* _Do this_:
Count how many lines of the data below contain the string "type"; the reply should be that number alone.
** BEGIN **
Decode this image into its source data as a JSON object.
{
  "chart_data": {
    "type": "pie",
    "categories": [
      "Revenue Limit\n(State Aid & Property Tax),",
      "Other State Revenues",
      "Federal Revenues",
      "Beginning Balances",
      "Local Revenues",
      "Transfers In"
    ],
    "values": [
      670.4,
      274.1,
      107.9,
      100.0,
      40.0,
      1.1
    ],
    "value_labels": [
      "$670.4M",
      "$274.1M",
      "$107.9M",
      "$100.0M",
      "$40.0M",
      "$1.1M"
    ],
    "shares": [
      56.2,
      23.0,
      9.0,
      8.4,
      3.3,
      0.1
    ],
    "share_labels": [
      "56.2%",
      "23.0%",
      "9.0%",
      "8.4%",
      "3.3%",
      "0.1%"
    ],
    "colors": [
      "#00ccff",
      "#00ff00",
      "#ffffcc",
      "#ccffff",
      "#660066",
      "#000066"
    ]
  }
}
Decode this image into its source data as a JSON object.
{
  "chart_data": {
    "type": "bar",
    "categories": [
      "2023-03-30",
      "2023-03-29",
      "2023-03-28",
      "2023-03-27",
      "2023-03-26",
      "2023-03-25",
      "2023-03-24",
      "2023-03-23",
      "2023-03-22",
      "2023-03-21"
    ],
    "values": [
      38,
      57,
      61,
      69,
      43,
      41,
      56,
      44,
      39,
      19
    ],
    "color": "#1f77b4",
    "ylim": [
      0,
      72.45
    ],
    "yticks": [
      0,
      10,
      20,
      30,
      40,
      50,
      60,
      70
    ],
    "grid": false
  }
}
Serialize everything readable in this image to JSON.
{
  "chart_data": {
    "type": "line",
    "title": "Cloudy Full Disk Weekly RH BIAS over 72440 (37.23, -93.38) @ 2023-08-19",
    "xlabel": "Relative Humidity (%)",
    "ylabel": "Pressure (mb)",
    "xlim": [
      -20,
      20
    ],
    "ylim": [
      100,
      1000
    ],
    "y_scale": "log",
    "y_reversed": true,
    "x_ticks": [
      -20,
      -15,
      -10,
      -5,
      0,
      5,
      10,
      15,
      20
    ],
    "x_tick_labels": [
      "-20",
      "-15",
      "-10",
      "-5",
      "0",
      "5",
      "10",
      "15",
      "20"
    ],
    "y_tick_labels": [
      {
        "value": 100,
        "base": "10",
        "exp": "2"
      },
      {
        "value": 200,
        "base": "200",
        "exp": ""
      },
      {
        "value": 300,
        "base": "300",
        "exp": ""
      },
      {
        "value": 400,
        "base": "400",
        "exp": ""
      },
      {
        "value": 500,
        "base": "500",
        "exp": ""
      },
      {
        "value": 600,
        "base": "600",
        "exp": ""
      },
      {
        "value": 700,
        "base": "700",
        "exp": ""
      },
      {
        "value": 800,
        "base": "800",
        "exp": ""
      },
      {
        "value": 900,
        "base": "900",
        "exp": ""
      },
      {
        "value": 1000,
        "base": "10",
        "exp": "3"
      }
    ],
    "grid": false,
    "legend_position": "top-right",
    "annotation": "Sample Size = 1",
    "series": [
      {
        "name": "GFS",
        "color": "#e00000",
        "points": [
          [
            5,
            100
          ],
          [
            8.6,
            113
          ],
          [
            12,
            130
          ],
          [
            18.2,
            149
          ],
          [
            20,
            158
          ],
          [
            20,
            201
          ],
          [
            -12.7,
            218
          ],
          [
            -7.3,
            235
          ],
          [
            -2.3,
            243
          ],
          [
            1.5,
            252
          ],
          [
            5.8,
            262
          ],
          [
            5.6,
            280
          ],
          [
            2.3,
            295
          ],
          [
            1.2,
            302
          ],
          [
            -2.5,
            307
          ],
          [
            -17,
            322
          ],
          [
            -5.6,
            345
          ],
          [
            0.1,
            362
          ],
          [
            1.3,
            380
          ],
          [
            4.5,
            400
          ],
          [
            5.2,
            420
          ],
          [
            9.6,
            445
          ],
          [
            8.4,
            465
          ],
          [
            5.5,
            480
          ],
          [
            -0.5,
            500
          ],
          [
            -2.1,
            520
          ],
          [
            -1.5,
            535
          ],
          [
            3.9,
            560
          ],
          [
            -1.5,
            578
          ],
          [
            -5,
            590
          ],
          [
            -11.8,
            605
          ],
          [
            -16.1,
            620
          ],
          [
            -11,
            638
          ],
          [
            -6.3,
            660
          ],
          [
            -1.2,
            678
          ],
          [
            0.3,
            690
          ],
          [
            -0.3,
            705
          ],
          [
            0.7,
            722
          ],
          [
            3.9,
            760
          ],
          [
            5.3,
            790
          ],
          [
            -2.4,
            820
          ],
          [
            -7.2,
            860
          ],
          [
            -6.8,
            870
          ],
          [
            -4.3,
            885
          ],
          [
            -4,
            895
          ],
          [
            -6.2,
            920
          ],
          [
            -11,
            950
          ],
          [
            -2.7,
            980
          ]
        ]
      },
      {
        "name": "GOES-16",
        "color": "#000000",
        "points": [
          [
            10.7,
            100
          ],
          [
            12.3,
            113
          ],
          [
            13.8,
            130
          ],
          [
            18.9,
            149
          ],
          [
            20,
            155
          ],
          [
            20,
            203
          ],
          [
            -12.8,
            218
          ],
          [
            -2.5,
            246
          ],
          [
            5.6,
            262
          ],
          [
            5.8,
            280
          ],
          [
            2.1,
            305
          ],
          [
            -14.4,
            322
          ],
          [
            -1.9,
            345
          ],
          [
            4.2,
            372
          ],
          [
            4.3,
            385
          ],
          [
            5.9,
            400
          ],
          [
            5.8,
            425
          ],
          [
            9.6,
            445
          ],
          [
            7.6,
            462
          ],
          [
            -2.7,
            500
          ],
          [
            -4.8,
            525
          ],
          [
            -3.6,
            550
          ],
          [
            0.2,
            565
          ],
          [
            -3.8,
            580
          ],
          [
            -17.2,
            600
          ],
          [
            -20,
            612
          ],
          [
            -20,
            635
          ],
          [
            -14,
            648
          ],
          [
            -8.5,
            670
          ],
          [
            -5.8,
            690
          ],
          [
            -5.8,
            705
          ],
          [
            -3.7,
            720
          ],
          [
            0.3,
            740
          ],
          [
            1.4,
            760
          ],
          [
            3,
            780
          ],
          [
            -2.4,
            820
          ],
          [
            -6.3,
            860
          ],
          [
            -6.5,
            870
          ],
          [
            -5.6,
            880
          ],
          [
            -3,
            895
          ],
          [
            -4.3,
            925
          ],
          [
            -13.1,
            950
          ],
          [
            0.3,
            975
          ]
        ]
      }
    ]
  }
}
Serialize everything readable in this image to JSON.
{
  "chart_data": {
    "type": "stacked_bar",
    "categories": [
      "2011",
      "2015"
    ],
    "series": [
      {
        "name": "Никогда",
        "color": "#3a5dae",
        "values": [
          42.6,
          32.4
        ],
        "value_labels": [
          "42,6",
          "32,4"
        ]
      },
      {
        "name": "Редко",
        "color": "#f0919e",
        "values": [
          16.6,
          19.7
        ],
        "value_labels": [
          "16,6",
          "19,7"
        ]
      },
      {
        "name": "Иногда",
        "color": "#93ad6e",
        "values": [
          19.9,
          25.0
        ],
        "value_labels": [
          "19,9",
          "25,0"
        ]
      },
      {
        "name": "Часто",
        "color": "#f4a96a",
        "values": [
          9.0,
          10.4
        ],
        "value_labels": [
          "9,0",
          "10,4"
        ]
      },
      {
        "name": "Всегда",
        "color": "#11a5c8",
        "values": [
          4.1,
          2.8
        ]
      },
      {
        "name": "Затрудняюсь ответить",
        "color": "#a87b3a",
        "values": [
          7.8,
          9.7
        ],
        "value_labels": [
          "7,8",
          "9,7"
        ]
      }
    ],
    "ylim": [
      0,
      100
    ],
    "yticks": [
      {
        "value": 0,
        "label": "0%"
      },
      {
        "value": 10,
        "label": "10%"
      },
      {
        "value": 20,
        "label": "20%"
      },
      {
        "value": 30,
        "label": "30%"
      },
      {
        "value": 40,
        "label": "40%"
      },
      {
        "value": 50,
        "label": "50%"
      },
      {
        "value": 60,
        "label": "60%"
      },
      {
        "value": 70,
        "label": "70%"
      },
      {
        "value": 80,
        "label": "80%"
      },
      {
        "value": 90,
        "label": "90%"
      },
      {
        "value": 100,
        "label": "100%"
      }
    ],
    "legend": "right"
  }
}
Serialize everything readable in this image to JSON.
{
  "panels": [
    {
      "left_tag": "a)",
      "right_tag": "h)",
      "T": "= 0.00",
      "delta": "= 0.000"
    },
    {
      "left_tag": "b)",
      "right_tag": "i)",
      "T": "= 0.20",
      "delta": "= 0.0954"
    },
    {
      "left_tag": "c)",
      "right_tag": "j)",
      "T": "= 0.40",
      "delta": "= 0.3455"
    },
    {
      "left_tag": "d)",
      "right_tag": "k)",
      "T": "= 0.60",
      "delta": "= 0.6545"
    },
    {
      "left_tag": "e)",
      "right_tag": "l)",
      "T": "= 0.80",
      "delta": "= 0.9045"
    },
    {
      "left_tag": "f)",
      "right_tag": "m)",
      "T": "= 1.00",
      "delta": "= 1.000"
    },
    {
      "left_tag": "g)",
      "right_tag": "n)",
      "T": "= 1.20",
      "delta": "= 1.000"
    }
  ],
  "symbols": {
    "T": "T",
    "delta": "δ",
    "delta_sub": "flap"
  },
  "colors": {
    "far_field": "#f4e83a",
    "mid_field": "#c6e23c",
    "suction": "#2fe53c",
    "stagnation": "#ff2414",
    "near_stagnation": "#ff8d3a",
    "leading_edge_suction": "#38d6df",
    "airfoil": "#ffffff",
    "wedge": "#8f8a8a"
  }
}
** END **
* _Task result_:
4